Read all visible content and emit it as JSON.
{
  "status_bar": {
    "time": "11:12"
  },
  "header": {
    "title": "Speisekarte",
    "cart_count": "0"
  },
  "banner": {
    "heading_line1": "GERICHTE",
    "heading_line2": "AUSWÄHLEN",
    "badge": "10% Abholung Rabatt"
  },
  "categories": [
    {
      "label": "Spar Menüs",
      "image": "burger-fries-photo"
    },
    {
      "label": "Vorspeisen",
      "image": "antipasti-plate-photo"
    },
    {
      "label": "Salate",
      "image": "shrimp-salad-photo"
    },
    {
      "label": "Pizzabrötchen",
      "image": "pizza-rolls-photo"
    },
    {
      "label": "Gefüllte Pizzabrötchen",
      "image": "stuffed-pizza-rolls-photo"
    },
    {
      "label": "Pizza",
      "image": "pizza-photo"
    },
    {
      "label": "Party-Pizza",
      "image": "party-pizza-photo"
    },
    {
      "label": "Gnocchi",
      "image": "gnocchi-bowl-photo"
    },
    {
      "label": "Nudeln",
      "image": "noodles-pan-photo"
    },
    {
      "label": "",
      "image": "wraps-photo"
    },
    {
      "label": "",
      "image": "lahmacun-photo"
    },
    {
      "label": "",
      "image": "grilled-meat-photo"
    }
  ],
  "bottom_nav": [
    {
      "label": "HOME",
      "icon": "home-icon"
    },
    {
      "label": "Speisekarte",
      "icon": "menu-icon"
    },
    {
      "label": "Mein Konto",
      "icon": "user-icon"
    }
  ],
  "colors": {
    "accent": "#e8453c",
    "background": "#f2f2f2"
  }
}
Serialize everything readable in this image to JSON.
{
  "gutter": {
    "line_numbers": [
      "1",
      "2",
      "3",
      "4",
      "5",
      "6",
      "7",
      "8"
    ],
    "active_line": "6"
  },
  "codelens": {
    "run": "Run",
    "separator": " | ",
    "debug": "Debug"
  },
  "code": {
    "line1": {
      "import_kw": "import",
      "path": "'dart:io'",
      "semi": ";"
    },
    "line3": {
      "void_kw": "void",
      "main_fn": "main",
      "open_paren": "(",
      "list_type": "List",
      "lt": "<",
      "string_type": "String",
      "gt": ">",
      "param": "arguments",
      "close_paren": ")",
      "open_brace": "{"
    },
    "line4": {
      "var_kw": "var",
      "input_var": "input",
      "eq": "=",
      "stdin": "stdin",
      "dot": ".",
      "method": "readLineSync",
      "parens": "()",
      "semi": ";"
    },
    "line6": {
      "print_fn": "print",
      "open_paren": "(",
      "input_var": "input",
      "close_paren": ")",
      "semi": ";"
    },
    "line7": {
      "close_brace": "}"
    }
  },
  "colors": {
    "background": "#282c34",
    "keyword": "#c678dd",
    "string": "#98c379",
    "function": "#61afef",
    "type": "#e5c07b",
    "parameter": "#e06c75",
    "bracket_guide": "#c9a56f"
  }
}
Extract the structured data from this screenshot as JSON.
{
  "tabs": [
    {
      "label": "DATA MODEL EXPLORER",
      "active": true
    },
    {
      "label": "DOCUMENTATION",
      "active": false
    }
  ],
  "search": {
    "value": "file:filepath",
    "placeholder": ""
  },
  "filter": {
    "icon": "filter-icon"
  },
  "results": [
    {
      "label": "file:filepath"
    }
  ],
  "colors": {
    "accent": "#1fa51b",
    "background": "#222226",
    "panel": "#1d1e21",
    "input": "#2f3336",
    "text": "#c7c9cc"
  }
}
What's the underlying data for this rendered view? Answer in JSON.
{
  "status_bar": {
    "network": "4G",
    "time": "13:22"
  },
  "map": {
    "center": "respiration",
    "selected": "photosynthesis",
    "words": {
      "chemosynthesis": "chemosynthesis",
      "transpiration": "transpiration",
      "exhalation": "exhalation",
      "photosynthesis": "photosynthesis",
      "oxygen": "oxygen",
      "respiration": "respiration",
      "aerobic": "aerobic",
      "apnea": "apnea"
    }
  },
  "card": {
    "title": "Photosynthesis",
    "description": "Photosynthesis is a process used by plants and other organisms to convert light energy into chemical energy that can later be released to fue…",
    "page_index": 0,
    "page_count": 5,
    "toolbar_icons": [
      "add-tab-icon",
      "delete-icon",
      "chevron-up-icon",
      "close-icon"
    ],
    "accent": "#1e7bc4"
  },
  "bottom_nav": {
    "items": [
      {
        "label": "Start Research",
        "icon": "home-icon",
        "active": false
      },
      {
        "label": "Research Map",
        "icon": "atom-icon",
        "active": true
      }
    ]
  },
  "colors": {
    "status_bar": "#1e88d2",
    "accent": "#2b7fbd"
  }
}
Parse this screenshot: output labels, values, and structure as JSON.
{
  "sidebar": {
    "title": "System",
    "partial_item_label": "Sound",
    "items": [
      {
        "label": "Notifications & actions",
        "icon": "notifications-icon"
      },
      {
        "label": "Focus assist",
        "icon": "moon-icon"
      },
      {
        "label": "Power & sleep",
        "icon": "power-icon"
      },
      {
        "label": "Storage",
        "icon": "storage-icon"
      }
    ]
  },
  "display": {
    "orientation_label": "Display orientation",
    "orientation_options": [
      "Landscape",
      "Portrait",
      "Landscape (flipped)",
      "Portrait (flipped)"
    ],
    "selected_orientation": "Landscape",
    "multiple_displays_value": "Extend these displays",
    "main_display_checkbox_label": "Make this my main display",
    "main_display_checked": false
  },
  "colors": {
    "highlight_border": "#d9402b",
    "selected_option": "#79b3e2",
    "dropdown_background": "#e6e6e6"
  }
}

******************************

• [SET TASK]
Pick out every line above that contains the word "screenshot" and copy it.

• [RIGHT ANSWER]
Extract the structured data from this screenshot as JSON.
Parse this screenshot: output labels, values, and structure as JSON.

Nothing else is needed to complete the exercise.